**Passage to read**
------------------------

Your own setting might be different, but in a typical setting there will be other adventuring types doing similar travels, never mind mages and clerics who may well (and it's not unreasonable to think they would) have set up globe-spanning teleport or planeshift networks for their own use.
Even if they do, such things are terribly expensive and out of reach for most people....and usually require either
familiarity with the destination, or an entrenched circle.
Plane shift is an extremely powerful spell; it takes a world like the Forgotten Realms, which is absolutely
gonzo in terms of how many powerful mages it has, for more than a tiny handful of people to be able to use such a thing, and even then, only a very limited number of times per day--plus rare, expensive, and difficult-to-acquire ingredients.
In my own game,
plane shift isn't a spell. It may once have been, but it isn't now. There are only and exactly two planes known to be accessible to mortals other than the planet they live on (which in the local tongue is called Al-Duniyyah, lit. "that which is near" or "the place of examination".) Those are Al-Akirah, the elemental otherworld where Jinnistan is located amongst other things, and Ja'hannam, also known as Hell. The Safiqi priesthood (primary religion of this region) claims the existence of other planes as well (at the very least Jannah, "true heaven"), but no reputable planar research has ever demonstrated that any other such plane exists.
The party actually does know that
many other planes exist, they've even specifically visited one, the artificial "perpendicular" plane of Zerzura--but other than that one plane, which was EXTREMELY dangerous until they rolled in, no other planes are
accessible from their planet, because it's trapped behind some kind of barrier which prevents departure outward to other planes besides Al-Akirah. Their world is a
prison for something powerful that really, REALLY wants to get out, but they don't know why yet.
End result: long-range travel would be considerably more common among the elite than in our own history, and often stupendously faster.

------------------------

**Data under study**
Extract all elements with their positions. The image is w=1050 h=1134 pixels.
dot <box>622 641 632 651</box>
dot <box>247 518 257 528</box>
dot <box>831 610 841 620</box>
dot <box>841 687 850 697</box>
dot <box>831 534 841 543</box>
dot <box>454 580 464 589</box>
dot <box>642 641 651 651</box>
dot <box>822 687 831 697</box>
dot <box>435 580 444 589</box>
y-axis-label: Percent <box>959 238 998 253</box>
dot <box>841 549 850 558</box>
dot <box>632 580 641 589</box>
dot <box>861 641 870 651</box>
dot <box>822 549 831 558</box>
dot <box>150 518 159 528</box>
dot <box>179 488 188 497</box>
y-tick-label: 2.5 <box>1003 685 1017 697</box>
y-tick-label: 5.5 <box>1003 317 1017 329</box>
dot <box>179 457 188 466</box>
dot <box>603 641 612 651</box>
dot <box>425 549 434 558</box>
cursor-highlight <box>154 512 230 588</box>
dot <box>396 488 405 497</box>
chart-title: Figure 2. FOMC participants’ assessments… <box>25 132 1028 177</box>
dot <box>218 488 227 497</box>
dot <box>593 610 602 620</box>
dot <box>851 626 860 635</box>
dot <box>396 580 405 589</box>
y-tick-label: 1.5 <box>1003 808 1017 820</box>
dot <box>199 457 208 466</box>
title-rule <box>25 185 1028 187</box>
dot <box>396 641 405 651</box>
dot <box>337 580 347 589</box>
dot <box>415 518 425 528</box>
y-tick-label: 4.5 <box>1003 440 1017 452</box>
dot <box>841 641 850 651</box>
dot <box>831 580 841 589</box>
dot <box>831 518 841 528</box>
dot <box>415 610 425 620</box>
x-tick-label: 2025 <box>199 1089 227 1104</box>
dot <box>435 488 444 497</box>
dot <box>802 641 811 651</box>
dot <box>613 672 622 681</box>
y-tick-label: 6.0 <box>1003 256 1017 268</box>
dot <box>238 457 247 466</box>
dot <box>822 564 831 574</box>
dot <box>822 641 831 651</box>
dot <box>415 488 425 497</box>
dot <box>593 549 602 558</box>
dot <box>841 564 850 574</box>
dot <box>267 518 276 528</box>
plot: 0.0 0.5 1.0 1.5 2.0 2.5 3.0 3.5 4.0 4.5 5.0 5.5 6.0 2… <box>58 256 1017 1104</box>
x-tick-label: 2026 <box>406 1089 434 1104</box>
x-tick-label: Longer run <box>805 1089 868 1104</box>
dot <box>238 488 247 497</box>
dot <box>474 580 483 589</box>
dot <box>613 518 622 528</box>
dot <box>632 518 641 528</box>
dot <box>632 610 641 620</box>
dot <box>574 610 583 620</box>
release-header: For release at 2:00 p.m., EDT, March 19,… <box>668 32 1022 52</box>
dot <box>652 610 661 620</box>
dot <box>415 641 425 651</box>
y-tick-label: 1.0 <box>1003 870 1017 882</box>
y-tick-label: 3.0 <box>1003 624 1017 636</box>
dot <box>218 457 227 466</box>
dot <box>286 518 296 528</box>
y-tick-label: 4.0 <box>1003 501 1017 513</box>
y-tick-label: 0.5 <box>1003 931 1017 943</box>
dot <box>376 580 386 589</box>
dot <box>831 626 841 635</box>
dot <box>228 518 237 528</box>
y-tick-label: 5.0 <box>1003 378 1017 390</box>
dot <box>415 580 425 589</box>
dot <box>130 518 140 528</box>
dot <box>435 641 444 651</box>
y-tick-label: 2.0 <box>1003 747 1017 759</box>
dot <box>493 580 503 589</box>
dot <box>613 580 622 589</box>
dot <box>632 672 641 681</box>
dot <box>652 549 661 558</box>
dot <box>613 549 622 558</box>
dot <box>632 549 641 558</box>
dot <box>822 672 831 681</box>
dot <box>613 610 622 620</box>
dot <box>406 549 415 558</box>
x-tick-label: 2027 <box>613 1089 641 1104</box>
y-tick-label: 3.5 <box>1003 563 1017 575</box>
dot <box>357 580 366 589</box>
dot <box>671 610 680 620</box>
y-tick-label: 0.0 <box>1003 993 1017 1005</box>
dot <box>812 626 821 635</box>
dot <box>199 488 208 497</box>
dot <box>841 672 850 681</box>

------------------------

**Task prompt**
Transcribe the stretch of the passage on planar travel from "Your own setting" through "and difficult-to-acquire ingredients.". The rows have no connection to the passage on planar travel.

**Solution for this task**
Your own setting might be different, but in a typical setting there will be other adventuring types doing similar travels, never mind mages and clerics who may well (and it's not unreasonable to think they would) have set up globe-spanning teleport or planeshift networks for their own use.
Even if they do, such things are terribly expensive and out of reach for most people....and usually require either
familiarity with the destination, or an entrenched circle.
Plane shift is an extremely powerful spell; it takes a world like the Forgotten Realms, which is absolutely
gonzo in terms of how many powerful mages it has, for more than a tiny handful of people to be able to use such a thing, and even then, only a very limited number of times per day--plus rare, expensive, and difficult-to-acquire ingredients.